— start Record excerpts —

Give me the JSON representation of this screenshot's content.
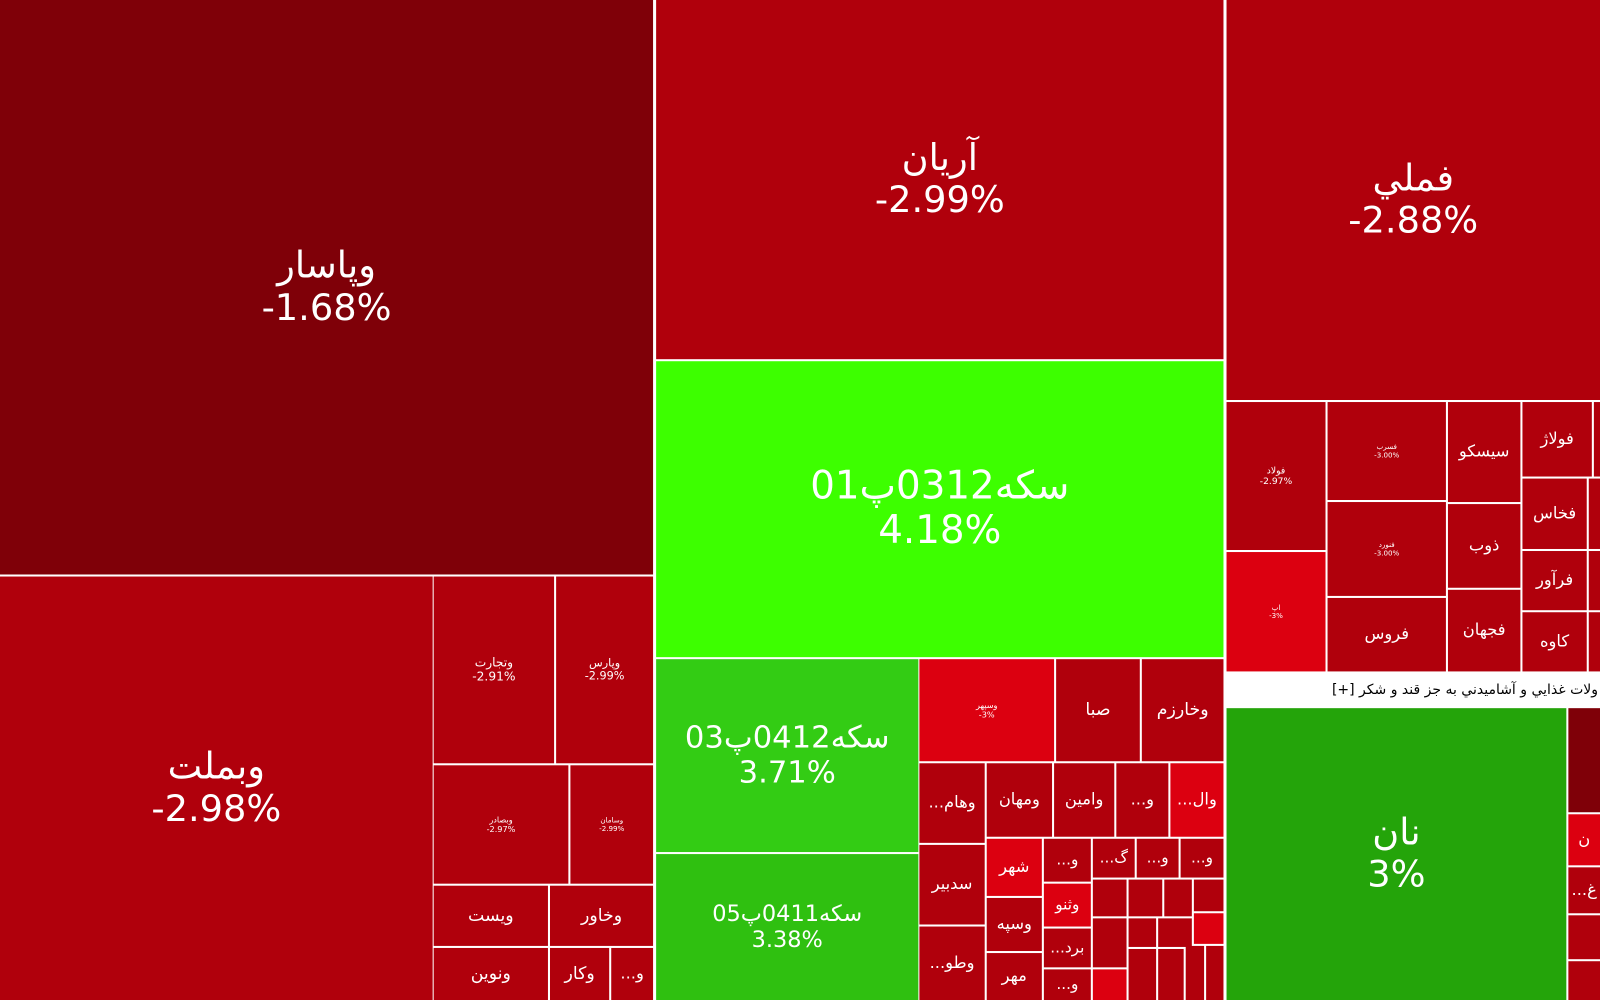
{
  "chart_data": {
    "type": "treemap",
    "header": "ولات غذايي و آشاميدني به جز قند و شکر [+]",
    "tiles": [
      {
        "name": "وپاسار",
        "value": -1.68,
        "value_label": "-1.68%",
        "color": "#7f0008"
      },
      {
        "name": "وبملت",
        "value": -2.98,
        "value_label": "-2.98%",
        "color": "#b0000c"
      },
      {
        "name": "وتجارت",
        "value": -2.91,
        "value_label": "-2.91%",
        "color": "#b0000c"
      },
      {
        "name": "وپارس",
        "value": -2.99,
        "value_label": "-2.99%",
        "color": "#b0000c"
      },
      {
        "name": "وبصادر",
        "value": -2.97,
        "value_label": "-2.97%",
        "color": "#b0000c"
      },
      {
        "name": "وسامان",
        "value": -2.99,
        "value_label": "-2.99%",
        "color": "#b0000c"
      },
      {
        "name": "ويست",
        "color": "#b0000c"
      },
      {
        "name": "وخاور",
        "color": "#b0000c"
      },
      {
        "name": "ونوين",
        "color": "#b0000c"
      },
      {
        "name": "وكار",
        "color": "#b0000c"
      },
      {
        "name": "...و",
        "color": "#b0000c"
      },
      {
        "name": "آريان",
        "value": -2.99,
        "value_label": "-2.99%",
        "color": "#b0000c"
      },
      {
        "name": "سکه0312پ01",
        "value": 4.18,
        "value_label": "4.18%",
        "color": "#3dff00"
      },
      {
        "name": "سکه0412پ03",
        "value": 3.71,
        "value_label": "3.71%",
        "color": "#33cc14"
      },
      {
        "name": "سکه0411پ05",
        "value": 3.38,
        "value_label": "3.38%",
        "color": "#2fc010"
      },
      {
        "name": "وسپهر",
        "value": -3,
        "value_label": "-3%",
        "color": "#dc0010"
      },
      {
        "name": "صبا",
        "color": "#b0000c"
      },
      {
        "name": "وخارزم",
        "color": "#b0000c"
      },
      {
        "name": "...وهام",
        "color": "#b0000c"
      },
      {
        "name": "ومهان",
        "color": "#b0000c"
      },
      {
        "name": "وامين",
        "color": "#b0000c"
      },
      {
        "name": "...و",
        "color": "#b0000c"
      },
      {
        "name": "...وال",
        "color": "#dc0010"
      },
      {
        "name": "سدبير",
        "color": "#b0000c"
      },
      {
        "name": "...وطو",
        "color": "#b0000c"
      },
      {
        "name": "شهر",
        "color": "#dc0010"
      },
      {
        "name": "وسپه",
        "color": "#b0000c"
      },
      {
        "name": "مهر",
        "color": "#b0000c"
      },
      {
        "name": "...و",
        "color": "#b0000c"
      },
      {
        "name": "وثنو",
        "color": "#dc0010"
      },
      {
        "name": "...برد",
        "color": "#b0000c"
      },
      {
        "name": "...و",
        "color": "#b0000c"
      },
      {
        "name": "...گ",
        "color": "#b0000c"
      },
      {
        "name": "...و",
        "color": "#b0000c"
      },
      {
        "name": "...و",
        "color": "#b0000c"
      },
      {
        "name": "فملي",
        "value": -2.88,
        "value_label": "-2.88%",
        "color": "#b0000c"
      },
      {
        "name": "فولاد",
        "value": -2.97,
        "value_label": "-2.97%",
        "color": "#b0000c"
      },
      {
        "name": "اپ",
        "value": -3,
        "value_label": "-3%",
        "color": "#dc0010"
      },
      {
        "name": "فسرب",
        "value": -3,
        "value_label": "-3.00%",
        "color": "#b0000c"
      },
      {
        "name": "فنورد",
        "value": -3,
        "value_label": "-3.00%",
        "color": "#b0000c"
      },
      {
        "name": "فروس",
        "color": "#b0000c"
      },
      {
        "name": "سيسكو",
        "color": "#b0000c"
      },
      {
        "name": "ذوب",
        "color": "#b0000c"
      },
      {
        "name": "فجهان",
        "color": "#b0000c"
      },
      {
        "name": "فولاژ",
        "color": "#b0000c"
      },
      {
        "name": "فخاس",
        "color": "#b0000c"
      },
      {
        "name": "فرآور",
        "color": "#b0000c"
      },
      {
        "name": "كاوه",
        "color": "#b0000c"
      },
      {
        "name": "نان",
        "value": 3,
        "value_label": "3%",
        "color": "#24a40a"
      },
      {
        "name": "ن",
        "color": "#dc0010"
      },
      {
        "name": "...غ",
        "color": "#b0000c"
      }
    ]
  }
}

— end Record excerpts —

* **Your goal**
Without the pictures, return the entries exactly as they appear.

* **The answer**
Give me the JSON representation of this screenshot's content.
{
  "chart_data": {
    "type": "treemap",
    "header": "ولات غذايي و آشاميدني به جز قند و شکر [+]",
    "tiles": [
      {
        "name": "وپاسار",
        "value": -1.68,
        "value_label": "-1.68%",
        "color": "#7f0008"
      },
      {
        "name": "وبملت",
        "value": -2.98,
        "value_label": "-2.98%",
        "color": "#b0000c"
      },
      {
        "name": "وتجارت",
        "value": -2.91,
        "value_label": "-2.91%",
        "color": "#b0000c"
      },
      {
        "name": "وپارس",
        "value": -2.99,
        "value_label": "-2.99%",
        "color": "#b0000c"
      },
      {
        "name": "وبصادر",
        "value": -2.97,
        "value_label": "-2.97%",
        "color": "#b0000c"
      },
      {
        "name": "وسامان",
        "value": -2.99,
        "value_label": "-2.99%",
        "color": "#b0000c"
      },
      {
        "name": "ويست",
        "color": "#b0000c"
      },
      {
        "name": "وخاور",
        "color": "#b0000c"
      },
      {
        "name": "ونوين",
        "color": "#b0000c"
      },
      {
        "name": "وكار",
        "color": "#b0000c"
      },
      {
        "name": "...و",
        "color": "#b0000c"
      },
      {
        "name": "آريان",
        "value": -2.99,
        "value_label": "-2.99%",
        "color": "#b0000c"
      },
      {
        "name": "سکه0312پ01",
        "value": 4.18,
        "value_label": "4.18%",
        "color": "#3dff00"
      },
      {
        "name": "سکه0412پ03",
        "value": 3.71,
        "value_label": "3.71%",
        "color": "#33cc14"
      },
      {
        "name": "سکه0411پ05",
        "value": 3.38,
        "value_label": "3.38%",
        "color": "#2fc010"
      },
      {
        "name": "وسپهر",
        "value": -3,
        "value_label": "-3%",
        "color": "#dc0010"
      },
      {
        "name": "صبا",
        "color": "#b0000c"
      },
      {
        "name": "وخارزم",
        "color": "#b0000c"
      },
      {
        "name": "...وهام",
        "color": "#b0000c"
      },
      {
        "name": "ومهان",
        "color": "#b0000c"
      },
      {
        "name": "وامين",
        "color": "#b0000c"
      },
      {
        "name": "...و",
        "color": "#b0000c"
      },
      {
        "name": "...وال",
        "color": "#dc0010"
      },
      {
        "name": "سدبير",
        "color": "#b0000c"
      },
      {
        "name": "...وطو",
        "color": "#b0000c"
      },
      {
        "name": "شهر",
        "color": "#dc0010"
      },
      {
        "name": "وسپه",
        "color": "#b0000c"
      },
      {
        "name": "مهر",
        "color": "#b0000c"
      },
      {
        "name": "...و",
        "color": "#b0000c"
      },
      {
        "name": "وثنو",
        "color": "#dc0010"
      },
      {
        "name": "...برد",
        "color": "#b0000c"
      },
      {
        "name": "...و",
        "color": "#b0000c"
      },
      {
        "name": "...گ",
        "color": "#b0000c"
      },
      {
        "name": "...و",
        "color": "#b0000c"
      },
      {
        "name": "...و",
        "color": "#b0000c"
      },
      {
        "name": "فملي",
        "value": -2.88,
        "value_label": "-2.88%",
        "color": "#b0000c"
      },
      {
        "name": "فولاد",
        "value": -2.97,
        "value_label": "-2.97%",
        "color": "#b0000c"
      },
      {
        "name": "اپ",
        "value": -3,
        "value_label": "-3%",
        "color": "#dc0010"
      },
      {
        "name": "فسرب",
        "value": -3,
        "value_label": "-3.00%",
        "color": "#b0000c"
      },
      {
        "name": "فنورد",
        "value": -3,
        "value_label": "-3.00%",
        "color": "#b0000c"
      },
      {
        "name": "فروس",
        "color": "#b0000c"
      },
      {
        "name": "سيسكو",
        "color": "#b0000c"
      },
      {
        "name": "ذوب",
        "color": "#b0000c"
      },
      {
        "name": "فجهان",
        "color": "#b0000c"
      },
      {
        "name": "فولاژ",
        "color": "#b0000c"
      },
      {
        "name": "فخاس",
        "color": "#b0000c"
      },
      {
        "name": "فرآور",
        "color": "#b0000c"
      },
      {
        "name": "كاوه",
        "color": "#b0000c"
      },
      {
        "name": "نان",
        "value": 3,
        "value_label": "3%",
        "color": "#24a40a"
      },
      {
        "name": "ن",
        "color": "#dc0010"
      },
      {
        "name": "...غ",
        "color": "#b0000c"
      }
    ]
  }
}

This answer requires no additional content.